## WHAT YOU HAVE TO DO
Return the entries verbatim and drop every picture.

## RECORDED INFORMATION
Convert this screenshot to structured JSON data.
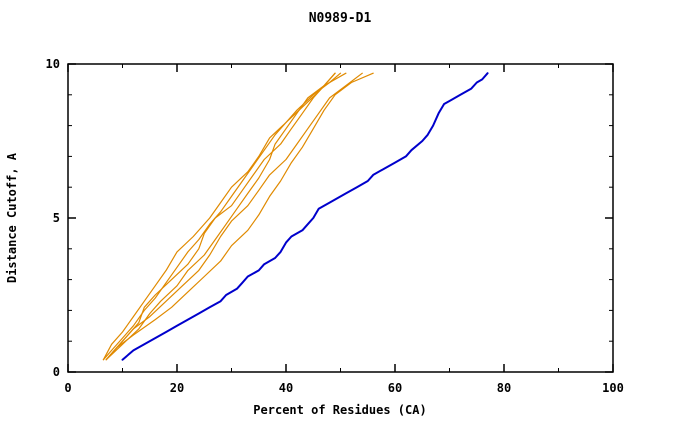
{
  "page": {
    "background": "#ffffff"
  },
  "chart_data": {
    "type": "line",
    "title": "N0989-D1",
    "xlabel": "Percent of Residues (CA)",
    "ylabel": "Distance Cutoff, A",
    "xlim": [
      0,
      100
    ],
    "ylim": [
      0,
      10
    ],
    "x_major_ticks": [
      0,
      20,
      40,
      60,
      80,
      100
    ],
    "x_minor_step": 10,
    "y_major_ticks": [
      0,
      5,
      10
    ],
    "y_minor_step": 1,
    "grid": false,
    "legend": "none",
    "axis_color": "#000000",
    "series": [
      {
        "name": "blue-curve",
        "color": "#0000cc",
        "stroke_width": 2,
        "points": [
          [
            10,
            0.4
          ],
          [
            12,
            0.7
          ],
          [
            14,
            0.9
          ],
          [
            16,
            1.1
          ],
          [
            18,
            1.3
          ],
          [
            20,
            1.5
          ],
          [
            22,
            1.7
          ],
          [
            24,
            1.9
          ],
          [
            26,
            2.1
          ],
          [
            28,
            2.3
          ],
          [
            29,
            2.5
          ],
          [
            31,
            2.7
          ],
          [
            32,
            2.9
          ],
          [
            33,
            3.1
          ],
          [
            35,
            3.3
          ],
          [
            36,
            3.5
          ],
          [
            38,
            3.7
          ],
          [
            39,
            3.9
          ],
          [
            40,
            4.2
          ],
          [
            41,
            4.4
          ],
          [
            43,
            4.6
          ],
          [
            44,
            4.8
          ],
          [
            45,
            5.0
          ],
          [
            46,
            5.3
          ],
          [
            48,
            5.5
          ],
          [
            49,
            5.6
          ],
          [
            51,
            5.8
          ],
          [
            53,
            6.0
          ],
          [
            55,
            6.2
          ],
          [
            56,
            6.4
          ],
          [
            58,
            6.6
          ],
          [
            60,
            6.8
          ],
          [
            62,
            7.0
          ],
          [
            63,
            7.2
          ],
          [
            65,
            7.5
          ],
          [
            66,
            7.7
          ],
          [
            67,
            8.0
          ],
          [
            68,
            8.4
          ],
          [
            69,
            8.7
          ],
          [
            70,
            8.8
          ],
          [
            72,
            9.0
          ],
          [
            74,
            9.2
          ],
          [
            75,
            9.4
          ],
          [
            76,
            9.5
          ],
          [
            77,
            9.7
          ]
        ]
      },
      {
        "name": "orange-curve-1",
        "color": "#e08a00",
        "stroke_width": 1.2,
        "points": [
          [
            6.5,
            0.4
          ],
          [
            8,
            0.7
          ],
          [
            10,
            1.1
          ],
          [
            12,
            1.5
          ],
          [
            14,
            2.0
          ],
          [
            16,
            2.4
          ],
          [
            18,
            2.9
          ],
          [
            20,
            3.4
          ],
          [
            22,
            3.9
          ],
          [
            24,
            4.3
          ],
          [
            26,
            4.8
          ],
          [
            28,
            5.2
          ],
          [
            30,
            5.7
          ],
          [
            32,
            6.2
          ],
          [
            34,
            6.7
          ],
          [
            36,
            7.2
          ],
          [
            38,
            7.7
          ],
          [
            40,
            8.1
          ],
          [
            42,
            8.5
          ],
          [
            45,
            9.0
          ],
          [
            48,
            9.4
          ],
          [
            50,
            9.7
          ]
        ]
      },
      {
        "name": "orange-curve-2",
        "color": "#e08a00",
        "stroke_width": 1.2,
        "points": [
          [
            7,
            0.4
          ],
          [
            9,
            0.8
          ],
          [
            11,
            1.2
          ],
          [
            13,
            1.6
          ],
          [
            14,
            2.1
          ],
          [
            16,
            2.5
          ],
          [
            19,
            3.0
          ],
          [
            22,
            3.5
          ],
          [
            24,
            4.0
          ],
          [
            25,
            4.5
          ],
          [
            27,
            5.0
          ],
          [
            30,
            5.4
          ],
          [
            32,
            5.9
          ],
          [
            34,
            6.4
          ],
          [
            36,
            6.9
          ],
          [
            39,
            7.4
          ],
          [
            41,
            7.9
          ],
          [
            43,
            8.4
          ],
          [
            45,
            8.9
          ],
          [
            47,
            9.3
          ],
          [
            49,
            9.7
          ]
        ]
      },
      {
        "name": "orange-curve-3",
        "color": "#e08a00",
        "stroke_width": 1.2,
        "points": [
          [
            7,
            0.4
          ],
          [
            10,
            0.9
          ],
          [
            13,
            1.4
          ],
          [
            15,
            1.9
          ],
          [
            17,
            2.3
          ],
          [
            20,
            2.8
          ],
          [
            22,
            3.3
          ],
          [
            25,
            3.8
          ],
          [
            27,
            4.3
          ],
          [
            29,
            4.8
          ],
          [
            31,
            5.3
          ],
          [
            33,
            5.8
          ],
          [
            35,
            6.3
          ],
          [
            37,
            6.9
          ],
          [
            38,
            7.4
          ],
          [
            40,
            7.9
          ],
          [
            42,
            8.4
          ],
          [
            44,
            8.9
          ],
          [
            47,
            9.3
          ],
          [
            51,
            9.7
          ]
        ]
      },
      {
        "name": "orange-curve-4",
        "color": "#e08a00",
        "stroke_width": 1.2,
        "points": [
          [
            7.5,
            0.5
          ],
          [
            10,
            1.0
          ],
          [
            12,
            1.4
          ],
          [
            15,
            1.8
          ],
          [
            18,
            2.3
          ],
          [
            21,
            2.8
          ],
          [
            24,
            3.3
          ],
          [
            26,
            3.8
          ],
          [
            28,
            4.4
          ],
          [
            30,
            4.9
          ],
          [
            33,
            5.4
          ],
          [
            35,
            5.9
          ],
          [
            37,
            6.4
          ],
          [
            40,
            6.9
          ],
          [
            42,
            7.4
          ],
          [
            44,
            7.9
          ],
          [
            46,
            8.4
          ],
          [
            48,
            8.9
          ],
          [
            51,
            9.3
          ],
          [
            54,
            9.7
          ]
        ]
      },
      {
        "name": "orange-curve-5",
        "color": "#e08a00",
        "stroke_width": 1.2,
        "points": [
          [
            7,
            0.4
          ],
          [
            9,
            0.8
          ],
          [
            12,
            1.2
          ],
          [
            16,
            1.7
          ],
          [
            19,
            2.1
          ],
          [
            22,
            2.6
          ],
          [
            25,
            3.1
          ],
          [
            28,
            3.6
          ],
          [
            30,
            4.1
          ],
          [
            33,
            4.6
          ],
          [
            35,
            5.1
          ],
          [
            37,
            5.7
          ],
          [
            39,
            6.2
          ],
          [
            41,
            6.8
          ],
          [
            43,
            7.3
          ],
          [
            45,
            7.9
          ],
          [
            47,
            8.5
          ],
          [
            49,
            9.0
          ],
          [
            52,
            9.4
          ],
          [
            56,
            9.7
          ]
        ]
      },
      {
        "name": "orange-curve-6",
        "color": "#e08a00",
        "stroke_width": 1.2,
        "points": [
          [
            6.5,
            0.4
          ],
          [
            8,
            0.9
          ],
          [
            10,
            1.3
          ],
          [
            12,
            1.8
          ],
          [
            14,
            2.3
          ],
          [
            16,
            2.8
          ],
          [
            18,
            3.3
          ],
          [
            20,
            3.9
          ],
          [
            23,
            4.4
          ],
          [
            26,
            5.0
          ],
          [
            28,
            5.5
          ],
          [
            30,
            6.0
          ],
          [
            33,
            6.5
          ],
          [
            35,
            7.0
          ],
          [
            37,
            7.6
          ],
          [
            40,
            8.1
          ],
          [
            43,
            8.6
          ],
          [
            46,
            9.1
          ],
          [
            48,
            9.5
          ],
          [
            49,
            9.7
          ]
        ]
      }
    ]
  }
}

## WRITTEN ANSWER
Convert this screenshot to structured JSON data.
{
  "page": {
    "background": "#ffffff"
  },
  "chart_data": {
    "type": "line",
    "title": "N0989-D1",
    "xlabel": "Percent of Residues (CA)",
    "ylabel": "Distance Cutoff, A",
    "xlim": [
      0,
      100
    ],
    "ylim": [
      0,
      10
    ],
    "x_major_ticks": [
      0,
      20,
      40,
      60,
      80,
      100
    ],
    "x_minor_step": 10,
    "y_major_ticks": [
      0,
      5,
      10
    ],
    "y_minor_step": 1,
    "grid": false,
    "legend": "none",
    "axis_color": "#000000",
    "series": [
      {
        "name": "blue-curve",
        "color": "#0000cc",
        "stroke_width": 2,
        "points": [
          [
            10,
            0.4
          ],
          [
            12,
            0.7
          ],
          [
            14,
            0.9
          ],
          [
            16,
            1.1
          ],
          [
            18,
            1.3
          ],
          [
            20,
            1.5
          ],
          [
            22,
            1.7
          ],
          [
            24,
            1.9
          ],
          [
            26,
            2.1
          ],
          [
            28,
            2.3
          ],
          [
            29,
            2.5
          ],
          [
            31,
            2.7
          ],
          [
            32,
            2.9
          ],
          [
            33,
            3.1
          ],
          [
            35,
            3.3
          ],
          [
            36,
            3.5
          ],
          [
            38,
            3.7
          ],
          [
            39,
            3.9
          ],
          [
            40,
            4.2
          ],
          [
            41,
            4.4
          ],
          [
            43,
            4.6
          ],
          [
            44,
            4.8
          ],
          [
            45,
            5.0
          ],
          [
            46,
            5.3
          ],
          [
            48,
            5.5
          ],
          [
            49,
            5.6
          ],
          [
            51,
            5.8
          ],
          [
            53,
            6.0
          ],
          [
            55,
            6.2
          ],
          [
            56,
            6.4
          ],
          [
            58,
            6.6
          ],
          [
            60,
            6.8
          ],
          [
            62,
            7.0
          ],
          [
            63,
            7.2
          ],
          [
            65,
            7.5
          ],
          [
            66,
            7.7
          ],
          [
            67,
            8.0
          ],
          [
            68,
            8.4
          ],
          [
            69,
            8.7
          ],
          [
            70,
            8.8
          ],
          [
            72,
            9.0
          ],
          [
            74,
            9.2
          ],
          [
            75,
            9.4
          ],
          [
            76,
            9.5
          ],
          [
            77,
            9.7
          ]
        ]
      },
      {
        "name": "orange-curve-1",
        "color": "#e08a00",
        "stroke_width": 1.2,
        "points": [
          [
            6.5,
            0.4
          ],
          [
            8,
            0.7
          ],
          [
            10,
            1.1
          ],
          [
            12,
            1.5
          ],
          [
            14,
            2.0
          ],
          [
            16,
            2.4
          ],
          [
            18,
            2.9
          ],
          [
            20,
            3.4
          ],
          [
            22,
            3.9
          ],
          [
            24,
            4.3
          ],
          [
            26,
            4.8
          ],
          [
            28,
            5.2
          ],
          [
            30,
            5.7
          ],
          [
            32,
            6.2
          ],
          [
            34,
            6.7
          ],
          [
            36,
            7.2
          ],
          [
            38,
            7.7
          ],
          [
            40,
            8.1
          ],
          [
            42,
            8.5
          ],
          [
            45,
            9.0
          ],
          [
            48,
            9.4
          ],
          [
            50,
            9.7
          ]
        ]
      },
      {
        "name": "orange-curve-2",
        "color": "#e08a00",
        "stroke_width": 1.2,
        "points": [
          [
            7,
            0.4
          ],
          [
            9,
            0.8
          ],
          [
            11,
            1.2
          ],
          [
            13,
            1.6
          ],
          [
            14,
            2.1
          ],
          [
            16,
            2.5
          ],
          [
            19,
            3.0
          ],
          [
            22,
            3.5
          ],
          [
            24,
            4.0
          ],
          [
            25,
            4.5
          ],
          [
            27,
            5.0
          ],
          [
            30,
            5.4
          ],
          [
            32,
            5.9
          ],
          [
            34,
            6.4
          ],
          [
            36,
            6.9
          ],
          [
            39,
            7.4
          ],
          [
            41,
            7.9
          ],
          [
            43,
            8.4
          ],
          [
            45,
            8.9
          ],
          [
            47,
            9.3
          ],
          [
            49,
            9.7
          ]
        ]
      },
      {
        "name": "orange-curve-3",
        "color": "#e08a00",
        "stroke_width": 1.2,
        "points": [
          [
            7,
            0.4
          ],
          [
            10,
            0.9
          ],
          [
            13,
            1.4
          ],
          [
            15,
            1.9
          ],
          [
            17,
            2.3
          ],
          [
            20,
            2.8
          ],
          [
            22,
            3.3
          ],
          [
            25,
            3.8
          ],
          [
            27,
            4.3
          ],
          [
            29,
            4.8
          ],
          [
            31,
            5.3
          ],
          [
            33,
            5.8
          ],
          [
            35,
            6.3
          ],
          [
            37,
            6.9
          ],
          [
            38,
            7.4
          ],
          [
            40,
            7.9
          ],
          [
            42,
            8.4
          ],
          [
            44,
            8.9
          ],
          [
            47,
            9.3
          ],
          [
            51,
            9.7
          ]
        ]
      },
      {
        "name": "orange-curve-4",
        "color": "#e08a00",
        "stroke_width": 1.2,
        "points": [
          [
            7.5,
            0.5
          ],
          [
            10,
            1.0
          ],
          [
            12,
            1.4
          ],
          [
            15,
            1.8
          ],
          [
            18,
            2.3
          ],
          [
            21,
            2.8
          ],
          [
            24,
            3.3
          ],
          [
            26,
            3.8
          ],
          [
            28,
            4.4
          ],
          [
            30,
            4.9
          ],
          [
            33,
            5.4
          ],
          [
            35,
            5.9
          ],
          [
            37,
            6.4
          ],
          [
            40,
            6.9
          ],
          [
            42,
            7.4
          ],
          [
            44,
            7.9
          ],
          [
            46,
            8.4
          ],
          [
            48,
            8.9
          ],
          [
            51,
            9.3
          ],
          [
            54,
            9.7
          ]
        ]
      },
      {
        "name": "orange-curve-5",
        "color": "#e08a00",
        "stroke_width": 1.2,
        "points": [
          [
            7,
            0.4
          ],
          [
            9,
            0.8
          ],
          [
            12,
            1.2
          ],
          [
            16,
            1.7
          ],
          [
            19,
            2.1
          ],
          [
            22,
            2.6
          ],
          [
            25,
            3.1
          ],
          [
            28,
            3.6
          ],
          [
            30,
            4.1
          ],
          [
            33,
            4.6
          ],
          [
            35,
            5.1
          ],
          [
            37,
            5.7
          ],
          [
            39,
            6.2
          ],
          [
            41,
            6.8
          ],
          [
            43,
            7.3
          ],
          [
            45,
            7.9
          ],
          [
            47,
            8.5
          ],
          [
            49,
            9.0
          ],
          [
            52,
            9.4
          ],
          [
            56,
            9.7
          ]
        ]
      },
      {
        "name": "orange-curve-6",
        "color": "#e08a00",
        "stroke_width": 1.2,
        "points": [
          [
            6.5,
            0.4
          ],
          [
            8,
            0.9
          ],
          [
            10,
            1.3
          ],
          [
            12,
            1.8
          ],
          [
            14,
            2.3
          ],
          [
            16,
            2.8
          ],
          [
            18,
            3.3
          ],
          [
            20,
            3.9
          ],
          [
            23,
            4.4
          ],
          [
            26,
            5.0
          ],
          [
            28,
            5.5
          ],
          [
            30,
            6.0
          ],
          [
            33,
            6.5
          ],
          [
            35,
            7.0
          ],
          [
            37,
            7.6
          ],
          [
            40,
            8.1
          ],
          [
            43,
            8.6
          ],
          [
            46,
            9.1
          ],
          [
            48,
            9.5
          ],
          [
            49,
            9.7
          ]
        ]
      }
    ]
  }
}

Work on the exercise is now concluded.